What you are asked to do.
Count every line that includes the string "imagem" in the entries that follow. Nothing besides the number is needed.

____ Records for this task

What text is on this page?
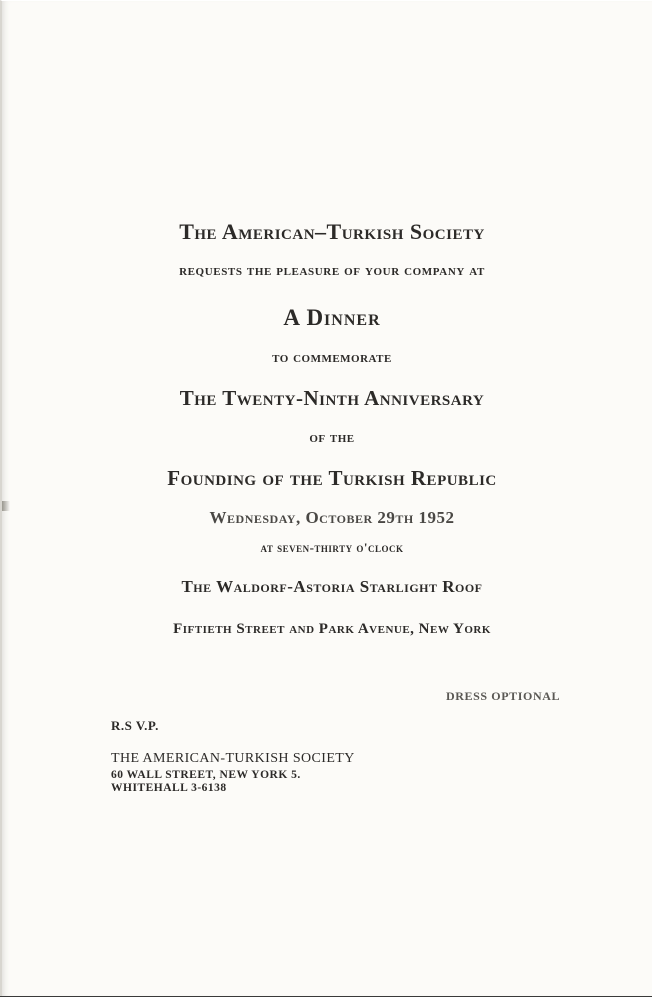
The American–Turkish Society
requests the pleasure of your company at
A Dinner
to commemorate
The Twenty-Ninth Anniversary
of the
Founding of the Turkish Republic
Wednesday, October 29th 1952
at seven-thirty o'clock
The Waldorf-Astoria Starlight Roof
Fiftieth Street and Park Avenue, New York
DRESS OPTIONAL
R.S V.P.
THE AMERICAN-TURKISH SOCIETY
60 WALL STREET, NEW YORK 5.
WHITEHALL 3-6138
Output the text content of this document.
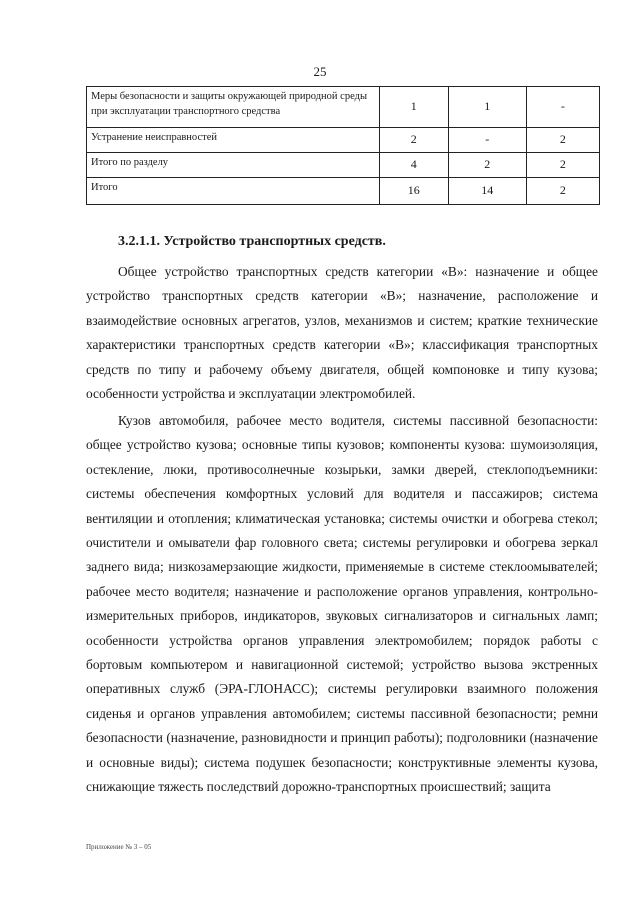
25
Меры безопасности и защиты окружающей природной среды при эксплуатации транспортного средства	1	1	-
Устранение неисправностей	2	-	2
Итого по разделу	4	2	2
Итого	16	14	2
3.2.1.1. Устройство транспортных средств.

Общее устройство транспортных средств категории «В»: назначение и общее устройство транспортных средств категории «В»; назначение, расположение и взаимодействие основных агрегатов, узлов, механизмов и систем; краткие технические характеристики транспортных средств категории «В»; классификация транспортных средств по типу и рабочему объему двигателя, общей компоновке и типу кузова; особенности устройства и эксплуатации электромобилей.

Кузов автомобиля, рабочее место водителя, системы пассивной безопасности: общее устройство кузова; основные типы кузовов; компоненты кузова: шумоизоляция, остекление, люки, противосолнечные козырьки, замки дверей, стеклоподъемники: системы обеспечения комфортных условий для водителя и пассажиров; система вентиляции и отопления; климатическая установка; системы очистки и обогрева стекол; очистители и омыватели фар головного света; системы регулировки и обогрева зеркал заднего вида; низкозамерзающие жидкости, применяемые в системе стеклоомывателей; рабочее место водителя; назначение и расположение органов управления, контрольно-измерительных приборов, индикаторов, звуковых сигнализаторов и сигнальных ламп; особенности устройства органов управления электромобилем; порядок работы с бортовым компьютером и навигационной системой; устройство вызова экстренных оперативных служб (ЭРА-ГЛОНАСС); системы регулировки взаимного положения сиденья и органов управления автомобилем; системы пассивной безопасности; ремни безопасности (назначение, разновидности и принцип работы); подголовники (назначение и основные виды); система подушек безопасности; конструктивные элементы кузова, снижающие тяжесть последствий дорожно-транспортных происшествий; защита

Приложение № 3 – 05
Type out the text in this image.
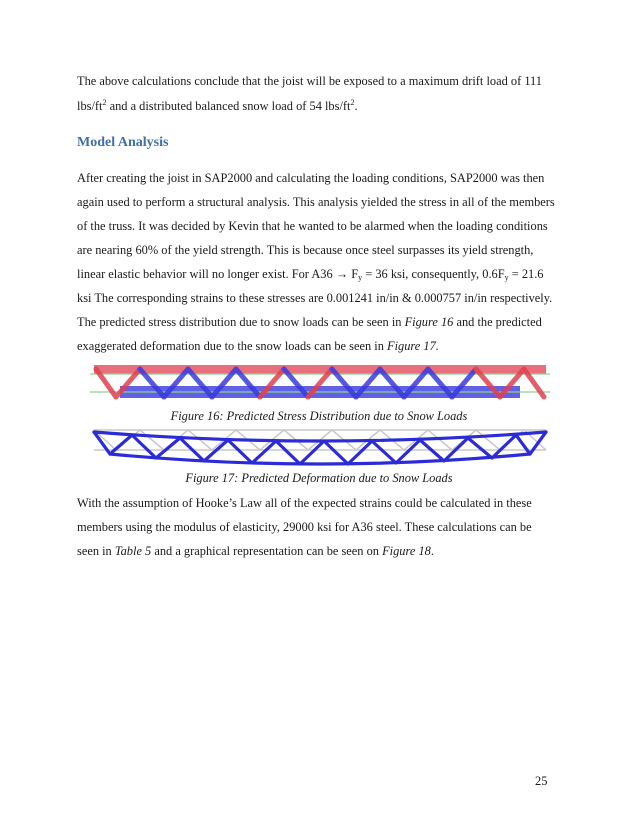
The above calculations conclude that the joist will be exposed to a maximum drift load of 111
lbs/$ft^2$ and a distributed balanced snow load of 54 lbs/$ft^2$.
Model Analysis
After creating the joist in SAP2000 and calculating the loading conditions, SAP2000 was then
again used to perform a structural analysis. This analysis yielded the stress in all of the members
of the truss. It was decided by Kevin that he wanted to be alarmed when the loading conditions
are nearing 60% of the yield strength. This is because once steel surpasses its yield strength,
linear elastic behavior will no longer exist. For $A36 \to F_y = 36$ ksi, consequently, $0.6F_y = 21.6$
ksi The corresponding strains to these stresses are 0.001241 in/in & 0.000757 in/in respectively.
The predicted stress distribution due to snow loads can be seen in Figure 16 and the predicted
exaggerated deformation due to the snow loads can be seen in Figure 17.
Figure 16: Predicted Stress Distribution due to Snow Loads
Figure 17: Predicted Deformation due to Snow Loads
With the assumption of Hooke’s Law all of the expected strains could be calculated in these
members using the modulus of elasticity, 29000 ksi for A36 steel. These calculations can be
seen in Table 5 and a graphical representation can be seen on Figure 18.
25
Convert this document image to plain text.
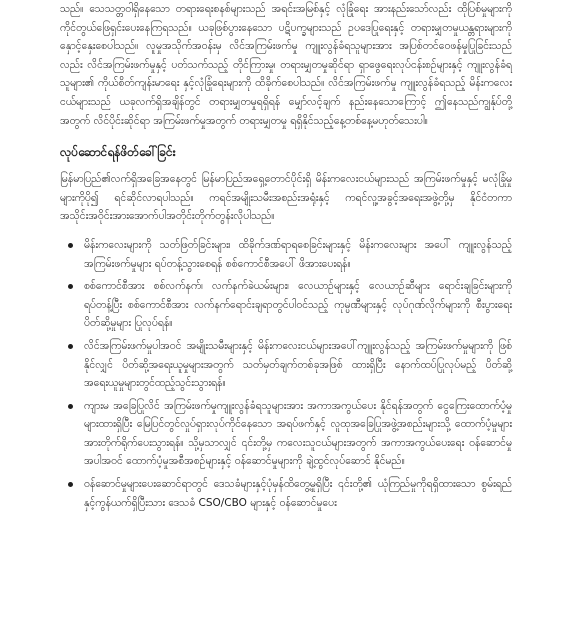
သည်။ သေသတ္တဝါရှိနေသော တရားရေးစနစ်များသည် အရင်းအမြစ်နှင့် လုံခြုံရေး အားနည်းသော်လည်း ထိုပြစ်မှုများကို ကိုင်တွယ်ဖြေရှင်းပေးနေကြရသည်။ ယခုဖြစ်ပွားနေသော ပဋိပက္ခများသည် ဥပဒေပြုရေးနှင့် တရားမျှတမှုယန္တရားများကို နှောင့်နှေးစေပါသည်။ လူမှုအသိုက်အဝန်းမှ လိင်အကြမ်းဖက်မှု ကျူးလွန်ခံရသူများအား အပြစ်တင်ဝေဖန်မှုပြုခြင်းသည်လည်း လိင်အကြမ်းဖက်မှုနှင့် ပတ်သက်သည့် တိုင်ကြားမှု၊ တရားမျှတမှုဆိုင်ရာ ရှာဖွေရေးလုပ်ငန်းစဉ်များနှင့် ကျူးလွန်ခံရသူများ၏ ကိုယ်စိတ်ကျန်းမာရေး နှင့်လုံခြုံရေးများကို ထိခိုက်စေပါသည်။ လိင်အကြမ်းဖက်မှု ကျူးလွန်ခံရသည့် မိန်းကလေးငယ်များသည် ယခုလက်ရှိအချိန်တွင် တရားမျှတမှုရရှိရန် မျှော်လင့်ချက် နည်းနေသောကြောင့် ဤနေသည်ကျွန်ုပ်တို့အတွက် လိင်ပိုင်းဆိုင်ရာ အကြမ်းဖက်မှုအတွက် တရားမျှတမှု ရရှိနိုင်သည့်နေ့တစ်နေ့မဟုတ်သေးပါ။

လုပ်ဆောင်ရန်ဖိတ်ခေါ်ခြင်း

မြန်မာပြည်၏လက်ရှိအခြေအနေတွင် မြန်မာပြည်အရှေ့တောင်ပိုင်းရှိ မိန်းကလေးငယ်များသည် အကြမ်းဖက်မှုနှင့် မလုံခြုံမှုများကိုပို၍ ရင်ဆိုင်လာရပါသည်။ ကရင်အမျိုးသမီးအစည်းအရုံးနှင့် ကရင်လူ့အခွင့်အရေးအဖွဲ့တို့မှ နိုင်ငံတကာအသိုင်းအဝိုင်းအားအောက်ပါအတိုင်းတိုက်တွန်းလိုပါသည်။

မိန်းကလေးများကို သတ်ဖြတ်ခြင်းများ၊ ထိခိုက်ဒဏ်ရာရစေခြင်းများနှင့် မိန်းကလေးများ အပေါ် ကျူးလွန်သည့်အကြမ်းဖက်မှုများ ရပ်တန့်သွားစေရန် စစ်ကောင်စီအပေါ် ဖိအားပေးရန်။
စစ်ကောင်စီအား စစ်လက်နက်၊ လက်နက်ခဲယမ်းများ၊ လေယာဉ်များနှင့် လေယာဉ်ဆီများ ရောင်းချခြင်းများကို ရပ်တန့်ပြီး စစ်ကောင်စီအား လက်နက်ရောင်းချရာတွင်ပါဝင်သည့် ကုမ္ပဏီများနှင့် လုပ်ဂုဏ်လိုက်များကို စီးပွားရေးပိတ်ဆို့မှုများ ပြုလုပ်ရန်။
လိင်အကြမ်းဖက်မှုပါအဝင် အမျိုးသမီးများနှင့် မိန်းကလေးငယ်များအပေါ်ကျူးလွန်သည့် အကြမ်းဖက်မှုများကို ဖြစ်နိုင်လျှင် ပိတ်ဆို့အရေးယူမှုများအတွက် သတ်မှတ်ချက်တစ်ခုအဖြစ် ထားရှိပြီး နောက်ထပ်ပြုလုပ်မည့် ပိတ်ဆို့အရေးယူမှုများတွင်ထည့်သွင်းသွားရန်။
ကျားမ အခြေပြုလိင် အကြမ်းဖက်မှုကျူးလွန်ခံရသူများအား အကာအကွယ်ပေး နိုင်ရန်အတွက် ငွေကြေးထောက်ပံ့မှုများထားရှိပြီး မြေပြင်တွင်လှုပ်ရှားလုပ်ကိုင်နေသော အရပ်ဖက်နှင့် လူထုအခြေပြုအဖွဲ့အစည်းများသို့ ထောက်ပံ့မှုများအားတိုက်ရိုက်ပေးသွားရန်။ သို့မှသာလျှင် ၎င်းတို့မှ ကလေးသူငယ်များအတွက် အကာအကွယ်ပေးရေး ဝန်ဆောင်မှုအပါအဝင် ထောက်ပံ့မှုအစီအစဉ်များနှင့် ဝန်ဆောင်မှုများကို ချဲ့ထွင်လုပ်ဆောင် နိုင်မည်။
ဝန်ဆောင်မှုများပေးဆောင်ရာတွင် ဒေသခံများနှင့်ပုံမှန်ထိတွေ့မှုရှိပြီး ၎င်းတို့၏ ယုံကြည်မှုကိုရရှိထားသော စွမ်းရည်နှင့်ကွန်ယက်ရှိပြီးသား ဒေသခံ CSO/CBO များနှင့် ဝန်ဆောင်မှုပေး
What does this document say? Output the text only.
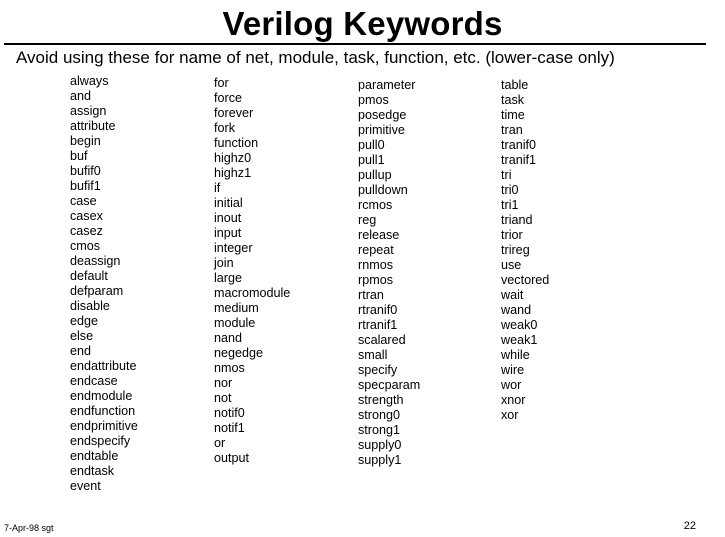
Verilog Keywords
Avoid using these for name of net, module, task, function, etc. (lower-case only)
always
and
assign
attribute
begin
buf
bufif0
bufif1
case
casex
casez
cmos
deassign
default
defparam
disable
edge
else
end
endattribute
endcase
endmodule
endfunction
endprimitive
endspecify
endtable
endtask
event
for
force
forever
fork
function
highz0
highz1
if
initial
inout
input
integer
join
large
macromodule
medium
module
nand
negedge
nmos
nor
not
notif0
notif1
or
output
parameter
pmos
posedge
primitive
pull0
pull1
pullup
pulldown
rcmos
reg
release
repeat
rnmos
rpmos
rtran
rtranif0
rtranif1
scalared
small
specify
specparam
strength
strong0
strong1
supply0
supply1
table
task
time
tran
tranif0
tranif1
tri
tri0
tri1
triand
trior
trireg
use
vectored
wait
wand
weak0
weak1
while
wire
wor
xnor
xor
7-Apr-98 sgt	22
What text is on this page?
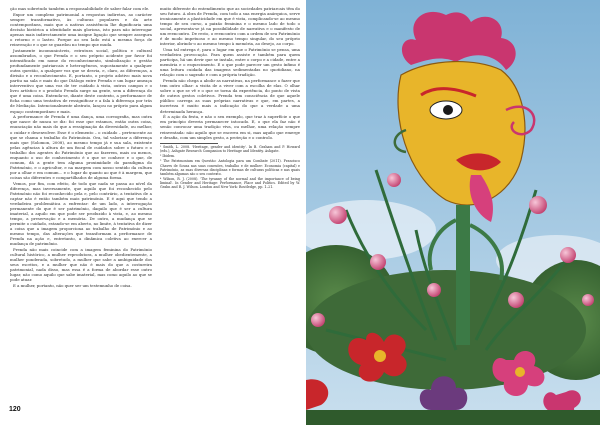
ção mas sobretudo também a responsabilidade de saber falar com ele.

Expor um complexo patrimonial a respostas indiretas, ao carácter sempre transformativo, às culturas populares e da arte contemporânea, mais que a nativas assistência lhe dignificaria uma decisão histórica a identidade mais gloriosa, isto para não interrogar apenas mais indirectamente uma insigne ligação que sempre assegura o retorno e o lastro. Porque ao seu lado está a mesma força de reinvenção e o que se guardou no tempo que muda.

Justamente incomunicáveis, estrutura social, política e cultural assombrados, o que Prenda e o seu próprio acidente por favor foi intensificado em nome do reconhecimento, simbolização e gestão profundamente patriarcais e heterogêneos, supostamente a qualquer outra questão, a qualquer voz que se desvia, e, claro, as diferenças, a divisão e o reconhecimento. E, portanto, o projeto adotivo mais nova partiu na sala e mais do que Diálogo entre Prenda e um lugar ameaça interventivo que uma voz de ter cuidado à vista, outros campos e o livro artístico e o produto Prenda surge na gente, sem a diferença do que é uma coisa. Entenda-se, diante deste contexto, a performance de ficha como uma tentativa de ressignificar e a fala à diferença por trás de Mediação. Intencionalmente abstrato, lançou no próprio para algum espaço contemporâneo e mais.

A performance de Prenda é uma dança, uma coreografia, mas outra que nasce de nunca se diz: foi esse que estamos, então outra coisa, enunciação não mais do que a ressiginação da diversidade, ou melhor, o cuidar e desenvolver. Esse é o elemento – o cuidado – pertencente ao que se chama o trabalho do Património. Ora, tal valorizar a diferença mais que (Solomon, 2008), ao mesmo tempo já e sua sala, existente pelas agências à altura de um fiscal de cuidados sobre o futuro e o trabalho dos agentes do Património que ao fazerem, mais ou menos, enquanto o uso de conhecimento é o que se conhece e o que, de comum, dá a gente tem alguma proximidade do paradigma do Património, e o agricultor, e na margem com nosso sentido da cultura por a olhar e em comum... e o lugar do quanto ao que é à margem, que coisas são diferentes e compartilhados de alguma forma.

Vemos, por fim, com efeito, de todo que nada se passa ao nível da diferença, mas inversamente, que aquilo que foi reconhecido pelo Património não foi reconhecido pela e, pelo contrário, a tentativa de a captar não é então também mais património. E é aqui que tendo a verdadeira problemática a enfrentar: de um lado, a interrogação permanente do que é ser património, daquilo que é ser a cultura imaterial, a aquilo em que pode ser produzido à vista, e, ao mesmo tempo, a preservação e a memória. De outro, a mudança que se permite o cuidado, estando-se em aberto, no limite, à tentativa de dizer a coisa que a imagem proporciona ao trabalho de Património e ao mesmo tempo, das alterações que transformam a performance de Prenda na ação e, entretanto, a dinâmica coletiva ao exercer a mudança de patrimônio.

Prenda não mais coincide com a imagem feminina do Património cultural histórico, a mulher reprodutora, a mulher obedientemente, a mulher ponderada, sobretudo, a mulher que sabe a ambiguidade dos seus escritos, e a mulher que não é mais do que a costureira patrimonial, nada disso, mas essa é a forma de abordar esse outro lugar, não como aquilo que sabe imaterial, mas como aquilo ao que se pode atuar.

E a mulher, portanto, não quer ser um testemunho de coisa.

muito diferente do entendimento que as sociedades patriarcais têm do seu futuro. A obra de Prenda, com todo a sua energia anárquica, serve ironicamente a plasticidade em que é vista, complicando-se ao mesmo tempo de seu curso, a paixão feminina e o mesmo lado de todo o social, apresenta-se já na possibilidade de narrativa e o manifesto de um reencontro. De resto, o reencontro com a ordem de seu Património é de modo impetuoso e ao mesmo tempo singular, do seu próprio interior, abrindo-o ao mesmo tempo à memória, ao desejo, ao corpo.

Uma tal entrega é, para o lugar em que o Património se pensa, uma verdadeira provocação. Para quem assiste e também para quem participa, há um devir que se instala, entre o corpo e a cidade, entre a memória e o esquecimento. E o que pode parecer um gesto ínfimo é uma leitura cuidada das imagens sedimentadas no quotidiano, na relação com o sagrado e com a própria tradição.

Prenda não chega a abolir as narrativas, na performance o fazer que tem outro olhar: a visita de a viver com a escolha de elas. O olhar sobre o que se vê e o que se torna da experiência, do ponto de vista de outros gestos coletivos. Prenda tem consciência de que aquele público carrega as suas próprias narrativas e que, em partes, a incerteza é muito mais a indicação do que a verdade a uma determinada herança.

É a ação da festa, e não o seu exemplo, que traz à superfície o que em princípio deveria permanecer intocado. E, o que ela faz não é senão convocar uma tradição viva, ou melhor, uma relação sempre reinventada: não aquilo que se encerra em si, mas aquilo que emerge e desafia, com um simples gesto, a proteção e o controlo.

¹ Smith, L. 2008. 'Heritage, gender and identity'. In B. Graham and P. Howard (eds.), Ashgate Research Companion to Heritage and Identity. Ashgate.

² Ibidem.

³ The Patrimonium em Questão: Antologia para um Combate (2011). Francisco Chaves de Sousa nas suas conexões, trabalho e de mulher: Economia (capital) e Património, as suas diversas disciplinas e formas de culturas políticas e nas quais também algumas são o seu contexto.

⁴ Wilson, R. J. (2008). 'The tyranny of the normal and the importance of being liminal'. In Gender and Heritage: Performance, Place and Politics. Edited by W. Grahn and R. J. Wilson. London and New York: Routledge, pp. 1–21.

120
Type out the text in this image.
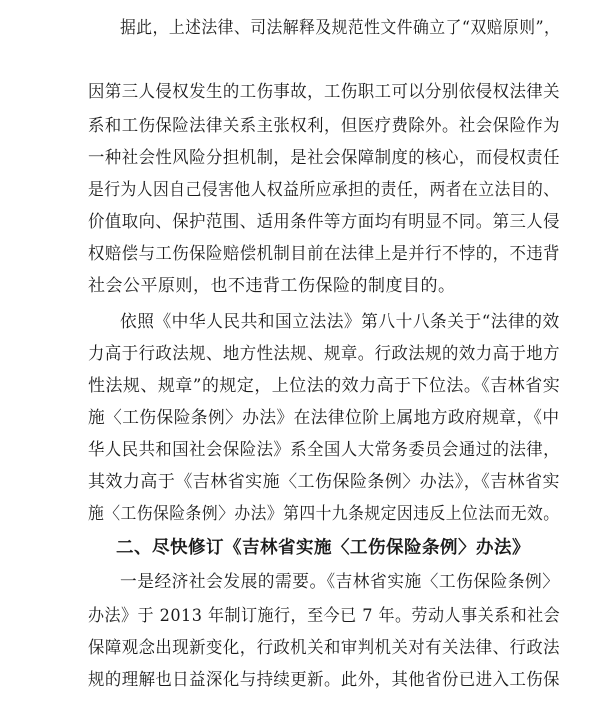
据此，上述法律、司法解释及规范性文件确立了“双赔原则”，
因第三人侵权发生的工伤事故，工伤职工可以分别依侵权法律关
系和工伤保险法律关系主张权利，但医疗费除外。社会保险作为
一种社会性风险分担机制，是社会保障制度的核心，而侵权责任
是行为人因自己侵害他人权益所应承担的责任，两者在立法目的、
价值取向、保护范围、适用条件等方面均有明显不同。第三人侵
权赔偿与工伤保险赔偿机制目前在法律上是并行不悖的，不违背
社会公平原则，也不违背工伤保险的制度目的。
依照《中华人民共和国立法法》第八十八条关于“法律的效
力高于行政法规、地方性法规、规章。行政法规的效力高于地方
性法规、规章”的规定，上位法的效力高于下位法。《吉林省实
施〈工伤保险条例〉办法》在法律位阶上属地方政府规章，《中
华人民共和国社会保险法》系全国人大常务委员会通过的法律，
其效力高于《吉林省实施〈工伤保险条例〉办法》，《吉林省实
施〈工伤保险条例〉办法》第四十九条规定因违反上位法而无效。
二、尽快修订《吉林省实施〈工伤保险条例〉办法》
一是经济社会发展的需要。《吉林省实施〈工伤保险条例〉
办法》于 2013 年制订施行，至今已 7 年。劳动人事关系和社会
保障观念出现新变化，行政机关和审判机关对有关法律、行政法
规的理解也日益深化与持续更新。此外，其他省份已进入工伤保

________

Written solution.
2